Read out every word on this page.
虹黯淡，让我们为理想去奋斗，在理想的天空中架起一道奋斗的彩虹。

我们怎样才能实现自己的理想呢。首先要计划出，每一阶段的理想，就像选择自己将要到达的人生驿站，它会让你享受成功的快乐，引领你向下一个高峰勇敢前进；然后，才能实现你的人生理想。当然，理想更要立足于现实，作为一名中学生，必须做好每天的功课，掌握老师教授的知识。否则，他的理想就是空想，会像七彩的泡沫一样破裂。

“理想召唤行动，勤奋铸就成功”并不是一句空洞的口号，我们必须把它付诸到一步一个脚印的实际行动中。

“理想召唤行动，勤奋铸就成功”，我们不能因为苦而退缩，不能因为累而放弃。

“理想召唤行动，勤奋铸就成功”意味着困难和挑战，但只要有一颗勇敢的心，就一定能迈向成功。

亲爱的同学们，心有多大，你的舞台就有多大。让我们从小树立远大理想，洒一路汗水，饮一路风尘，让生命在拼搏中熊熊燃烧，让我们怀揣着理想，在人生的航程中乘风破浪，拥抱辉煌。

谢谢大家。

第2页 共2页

==========

Without changing a word, restate the whole listing.

Read out every word on this page.
虹黯淡，让我们为理想去奋斗，在理想的天空中架起一道奋斗的彩虹。

我们怎样才能实现自己的理想呢。首先要计划出，每一阶段的理想，就像选择自己将要到达的人生驿站，它会让你享受成功的快乐，引领你向下一个高峰勇敢前进；然后，才能实现你的人生理想。当然，理想更要立足于现实，作为一名中学生，必须做好每天的功课，掌握老师教授的知识。否则，他的理想就是空想，会像七彩的泡沫一样破裂。

“理想召唤行动，勤奋铸就成功”并不是一句空洞的口号，我们必须把它付诸到一步一个脚印的实际行动中。

“理想召唤行动，勤奋铸就成功”，我们不能因为苦而退缩，不能因为累而放弃。

“理想召唤行动，勤奋铸就成功”意味着困难和挑战，但只要有一颗勇敢的心，就一定能迈向成功。

亲爱的同学们，心有多大，你的舞台就有多大。让我们从小树立远大理想，洒一路汗水，饮一路风尘，让生命在拼搏中熊熊燃烧，让我们怀揣着理想，在人生的航程中乘风破浪，拥抱辉煌。

谢谢大家。

第2页 共2页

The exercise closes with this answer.